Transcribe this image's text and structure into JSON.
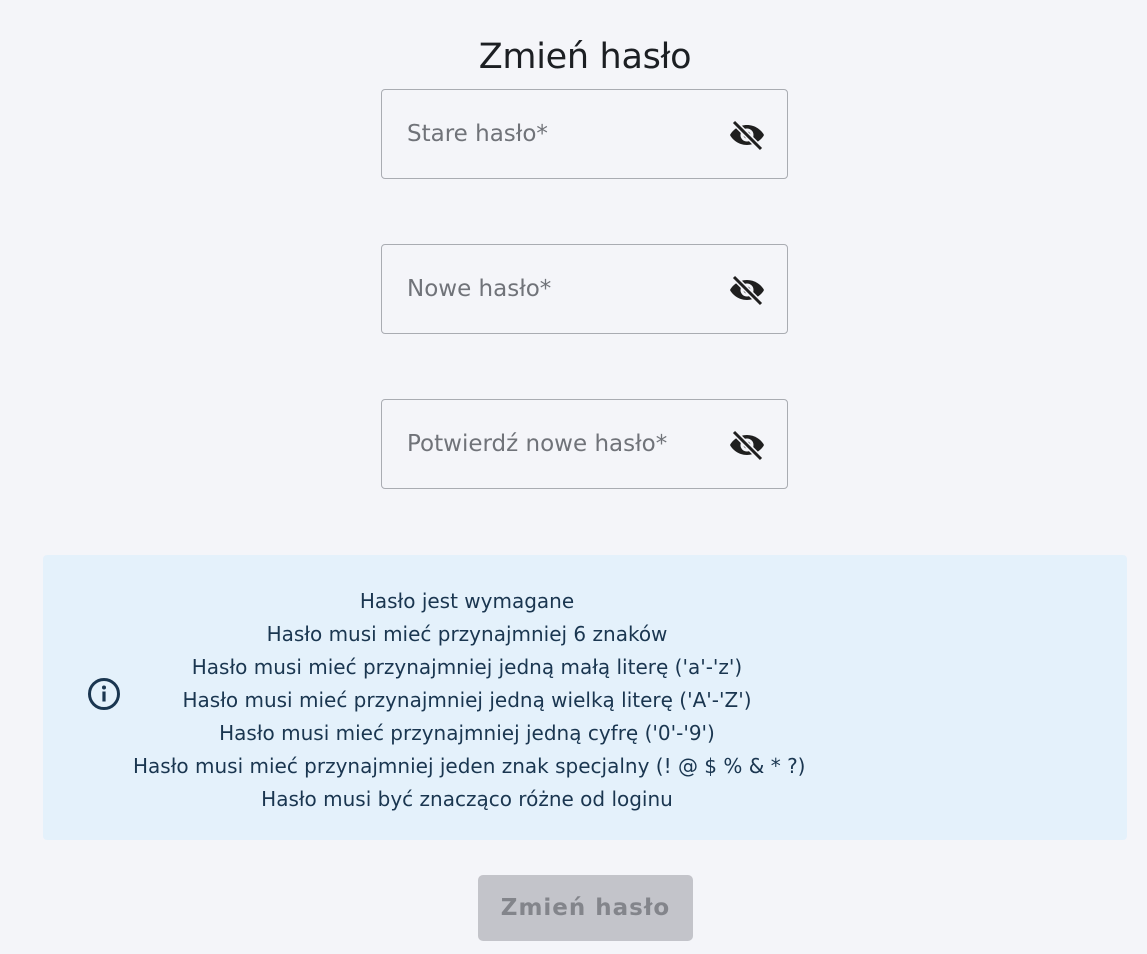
{
  "page": {
    "title": "Zmień hasło"
  },
  "form": {
    "fields": [
      {
        "placeholder": "Stare hasło*",
        "value": "",
        "visibility_icon": "eye-off-icon"
      },
      {
        "placeholder": "Nowe hasło*",
        "value": "",
        "visibility_icon": "eye-off-icon"
      },
      {
        "placeholder": "Potwierdź nowe hasło*",
        "value": "",
        "visibility_icon": "eye-off-icon"
      }
    ],
    "submit_label": "Zmień hasło",
    "submit_disabled": true
  },
  "requirements": {
    "icon": "info-icon",
    "items": [
      "Hasło jest wymagane",
      "Hasło musi mieć przynajmniej 6 znaków",
      "Hasło musi mieć przynajmniej jedną małą literę ('a'-'z')",
      "Hasło musi mieć przynajmniej jedną wielką literę ('A'-'Z')",
      "Hasło musi mieć przynajmniej jedną cyfrę ('0'-'9')",
      "Hasło musi mieć przynajmniej jeden znak specjalny (! @ $ % & * ?)",
      "Hasło musi być znacząco różne od loginu"
    ]
  },
  "colors": {
    "background": "#f4f5f9",
    "info_background": "#e4f1fb",
    "info_text": "#1a3650",
    "button_disabled_bg": "#c3c4ca",
    "button_disabled_text": "#83858b"
  }
}
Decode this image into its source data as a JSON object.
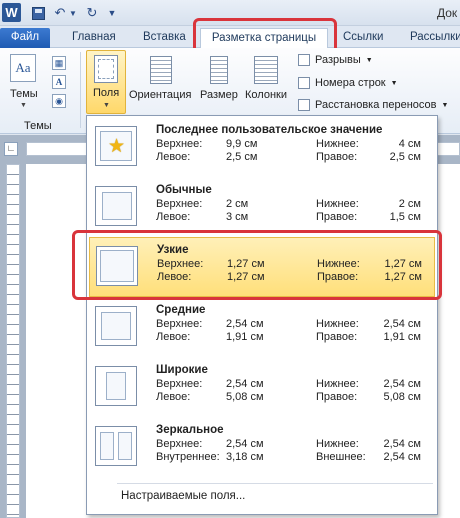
{
  "title_bar": {
    "app_icon": "W",
    "title": "Док",
    "quick_access": [
      "save-icon",
      "undo-icon",
      "redo-icon",
      "customize-icon"
    ]
  },
  "tabs": [
    {
      "label": "Файл",
      "active": false
    },
    {
      "label": "Главная",
      "active": false
    },
    {
      "label": "Вставка",
      "active": false
    },
    {
      "label": "Разметка страницы",
      "active": true
    },
    {
      "label": "Ссылки",
      "active": false
    },
    {
      "label": "Рассылки",
      "active": false
    }
  ],
  "ribbon": {
    "themes": {
      "button_label": "Темы",
      "group_label": "Темы"
    },
    "page_setup": {
      "fields_label": "Поля",
      "orientation_label": "Ориентация",
      "size_label": "Размер",
      "columns_label": "Колонки",
      "breaks_label": "Разрывы",
      "line_numbers_label": "Номера строк",
      "hyphenation_label": "Расстановка переносов"
    }
  },
  "margins_menu": {
    "items": [
      {
        "title": "Последнее пользовательское значение",
        "label1": "Верхнее:",
        "value1": "9,9 см",
        "label2": "Нижнее:",
        "value2": "4 см",
        "label3": "Левое:",
        "value3": "2,5 см",
        "label4": "Правое:",
        "value4": "2,5 см",
        "selected": false,
        "icon": "star-icon"
      },
      {
        "title": "Обычные",
        "label1": "Верхнее:",
        "value1": "2 см",
        "label2": "Нижнее:",
        "value2": "2 см",
        "label3": "Левое:",
        "value3": "3 см",
        "label4": "Правое:",
        "value4": "1,5 см",
        "selected": false,
        "icon": "margins-normal-icon"
      },
      {
        "title": "Узкие",
        "label1": "Верхнее:",
        "value1": "1,27 см",
        "label2": "Нижнее:",
        "value2": "1,27 см",
        "label3": "Левое:",
        "value3": "1,27 см",
        "label4": "Правое:",
        "value4": "1,27 см",
        "selected": true,
        "icon": "margins-narrow-icon"
      },
      {
        "title": "Средние",
        "label1": "Верхнее:",
        "value1": "2,54 см",
        "label2": "Нижнее:",
        "value2": "2,54 см",
        "label3": "Левое:",
        "value3": "1,91 см",
        "label4": "Правое:",
        "value4": "1,91 см",
        "selected": false,
        "icon": "margins-moderate-icon"
      },
      {
        "title": "Широкие",
        "label1": "Верхнее:",
        "value1": "2,54 см",
        "label2": "Нижнее:",
        "value2": "2,54 см",
        "label3": "Левое:",
        "value3": "5,08 см",
        "label4": "Правое:",
        "value4": "5,08 см",
        "selected": false,
        "icon": "margins-wide-icon"
      },
      {
        "title": "Зеркальное",
        "label1": "Верхнее:",
        "value1": "2,54 см",
        "label2": "Нижнее:",
        "value2": "2,54 см",
        "label3": "Внутреннее:",
        "value3": "3,18 см",
        "label4": "Внешнее:",
        "value4": "2,54 см",
        "selected": false,
        "icon": "margins-mirrored-icon"
      }
    ],
    "custom_label": "Настраиваемые поля..."
  },
  "colors": {
    "highlight": "#d9343b",
    "selected_fill": "#ffe08a",
    "file_tab": "#2a64bf"
  }
}
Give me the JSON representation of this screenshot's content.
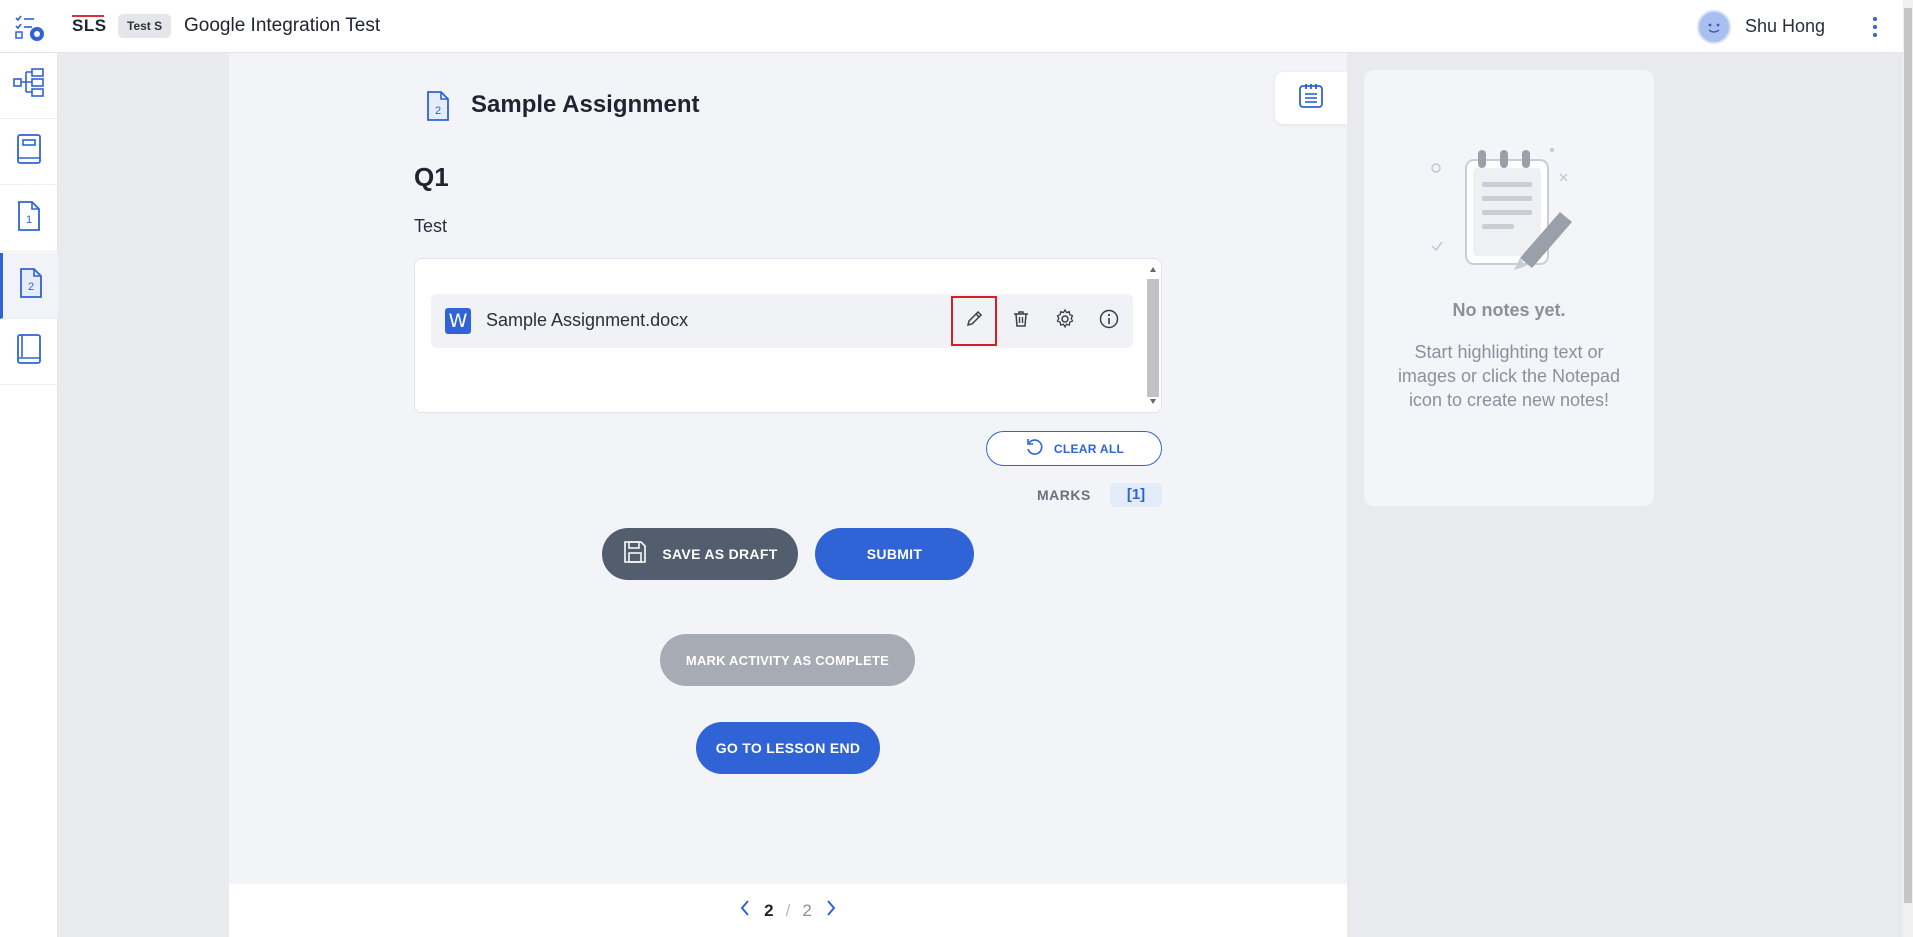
{
  "header": {
    "logo": "SLS",
    "class_badge": "Test S",
    "lesson_title": "Google Integration Test",
    "user_name": "Shu Hong"
  },
  "sidebar": {
    "items": [
      {
        "name": "lesson-map",
        "icon": "tree-map-icon"
      },
      {
        "name": "lesson-intro",
        "icon": "book-page-icon"
      },
      {
        "name": "activity-1",
        "icon": "doc-1-icon",
        "number": "1"
      },
      {
        "name": "activity-2",
        "icon": "doc-2-icon",
        "number": "2",
        "active": true
      },
      {
        "name": "lesson-end",
        "icon": "book-end-icon"
      }
    ]
  },
  "main": {
    "activity_number": "2",
    "title": "Sample Assignment",
    "question_label": "Q1",
    "question_text": "Test",
    "file": {
      "type_letter": "W",
      "name": "Sample Assignment.docx"
    },
    "clear_all_label": "CLEAR ALL",
    "marks_label": "MARKS",
    "marks_value": "[1]",
    "save_draft_label": "SAVE AS DRAFT",
    "submit_label": "SUBMIT",
    "mark_complete_label": "MARK ACTIVITY AS COMPLETE",
    "lesson_end_label": "GO TO LESSON END"
  },
  "pager": {
    "current": "2",
    "separator": "/",
    "total": "2"
  },
  "notes": {
    "title": "No notes yet.",
    "description": "Start highlighting text or images or click the Notepad icon to create new notes!"
  },
  "colors": {
    "accent": "#2f63d6",
    "draft": "#525e6e",
    "disabled": "#a7abb3",
    "highlight_border": "#d0202a"
  }
}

## WHAT NEEDS TO BE DONE
Transcribe all entries above exactly. Drop the pictures.

## FULL SOLUTION
Transcribe this image's text and structure into JSON.
{
  "page": {
    "title": "Zmień hasło"
  },
  "form": {
    "fields": [
      {
        "placeholder": "Stare hasło*",
        "value": "",
        "visibility_icon": "eye-off-icon"
      },
      {
        "placeholder": "Nowe hasło*",
        "value": "",
        "visibility_icon": "eye-off-icon"
      },
      {
        "placeholder": "Potwierdź nowe hasło*",
        "value": "",
        "visibility_icon": "eye-off-icon"
      }
    ],
    "submit_label": "Zmień hasło",
    "submit_disabled": true
  },
  "requirements": {
    "icon": "info-icon",
    "items": [
      "Hasło jest wymagane",
      "Hasło musi mieć przynajmniej 6 znaków",
      "Hasło musi mieć przynajmniej jedną małą literę ('a'-'z')",
      "Hasło musi mieć przynajmniej jedną wielką literę ('A'-'Z')",
      "Hasło musi mieć przynajmniej jedną cyfrę ('0'-'9')",
      "Hasło musi mieć przynajmniej jeden znak specjalny (! @ $ % & * ?)",
      "Hasło musi być znacząco różne od loginu"
    ]
  },
  "colors": {
    "background": "#f4f5f9",
    "info_background": "#e4f1fb",
    "info_text": "#1a3650",
    "button_disabled_bg": "#c3c4ca",
    "button_disabled_text": "#83858b"
  }
}
Decode this image into its source data as a JSON object.
{
  "title_bar": {
    "app_icon": "W",
    "title": "Док",
    "quick_access": [
      "save-icon",
      "undo-icon",
      "redo-icon",
      "customize-icon"
    ]
  },
  "tabs": [
    {
      "label": "Файл",
      "active": false
    },
    {
      "label": "Главная",
      "active": false
    },
    {
      "label": "Вставка",
      "active": false
    },
    {
      "label": "Разметка страницы",
      "active": true
    },
    {
      "label": "Ссылки",
      "active": false
    },
    {
      "label": "Рассылки",
      "active": false
    }
  ],
  "ribbon": {
    "themes": {
      "button_label": "Темы",
      "group_label": "Темы"
    },
    "page_setup": {
      "fields_label": "Поля",
      "orientation_label": "Ориентация",
      "size_label": "Размер",
      "columns_label": "Колонки",
      "breaks_label": "Разрывы",
      "line_numbers_label": "Номера строк",
      "hyphenation_label": "Расстановка переносов"
    }
  },
  "margins_menu": {
    "items": [
      {
        "title": "Последнее пользовательское значение",
        "label1": "Верхнее:",
        "value1": "9,9 см",
        "label2": "Нижнее:",
        "value2": "4 см",
        "label3": "Левое:",
        "value3": "2,5 см",
        "label4": "Правое:",
        "value4": "2,5 см",
        "selected": false,
        "icon": "star-icon"
      },
      {
        "title": "Обычные",
        "label1": "Верхнее:",
        "value1": "2 см",
        "label2": "Нижнее:",
        "value2": "2 см",
        "label3": "Левое:",
        "value3": "3 см",
        "label4": "Правое:",
        "value4": "1,5 см",
        "selected": false,
        "icon": "margins-normal-icon"
      },
      {
        "title": "Узкие",
        "label1": "Верхнее:",
        "value1": "1,27 см",
        "label2": "Нижнее:",
        "value2": "1,27 см",
        "label3": "Левое:",
        "value3": "1,27 см",
        "label4": "Правое:",
        "value4": "1,27 см",
        "selected": true,
        "icon": "margins-narrow-icon"
      },
      {
        "title": "Средние",
        "label1": "Верхнее:",
        "value1": "2,54 см",
        "label2": "Нижнее:",
        "value2": "2,54 см",
        "label3": "Левое:",
        "value3": "1,91 см",
        "label4": "Правое:",
        "value4": "1,91 см",
        "selected": false,
        "icon": "margins-moderate-icon"
      },
      {
        "title": "Широкие",
        "label1": "Верхнее:",
        "value1": "2,54 см",
        "label2": "Нижнее:",
        "value2": "2,54 см",
        "label3": "Левое:",
        "value3": "5,08 см",
        "label4": "Правое:",
        "value4": "5,08 см",
        "selected": false,
        "icon": "margins-wide-icon"
      },
      {
        "title": "Зеркальное",
        "label1": "Верхнее:",
        "value1": "2,54 см",
        "label2": "Нижнее:",
        "value2": "2,54 см",
        "label3": "Внутреннее:",
        "value3": "3,18 см",
        "label4": "Внешнее:",
        "value4": "2,54 см",
        "selected": false,
        "icon": "margins-mirrored-icon"
      }
    ],
    "custom_label": "Настраиваемые поля..."
  },
  "colors": {
    "highlight": "#d9343b",
    "selected_fill": "#ffe08a",
    "file_tab": "#2a64bf"
  }
}
Give me the JSON representation of this screenshot's content.
{
  "header": {
    "logo": "SLS",
    "class_badge": "Test S",
    "lesson_title": "Google Integration Test",
    "user_name": "Shu Hong"
  },
  "sidebar": {
    "items": [
      {
        "name": "lesson-map",
        "icon": "tree-map-icon"
      },
      {
        "name": "lesson-intro",
        "icon": "book-page-icon"
      },
      {
        "name": "activity-1",
        "icon": "doc-1-icon",
        "number": "1"
      },
      {
        "name": "activity-2",
        "icon": "doc-2-icon",
        "number": "2",
        "active": true
      },
      {
        "name": "lesson-end",
        "icon": "book-end-icon"
      }
    ]
  },
  "main": {
    "activity_number": "2",
    "title": "Sample Assignment",
    "question_label": "Q1",
    "question_text": "Test",
    "file": {
      "type_letter": "W",
      "name": "Sample Assignment.docx"
    },
    "clear_all_label": "CLEAR ALL",
    "marks_label": "MARKS",
    "marks_value": "[1]",
    "save_draft_label": "SAVE AS DRAFT",
    "submit_label": "SUBMIT",
    "mark_complete_label": "MARK ACTIVITY AS COMPLETE",
    "lesson_end_label": "GO TO LESSON END"
  },
  "pager": {
    "current": "2",
    "separator": "/",
    "total": "2"
  },
  "notes": {
    "title": "No notes yet.",
    "description": "Start highlighting text or images or click the Notepad icon to create new notes!"
  },
  "colors": {
    "accent": "#2f63d6",
    "draft": "#525e6e",
    "disabled": "#a7abb3",
    "highlight_border": "#d0202a"
  }
}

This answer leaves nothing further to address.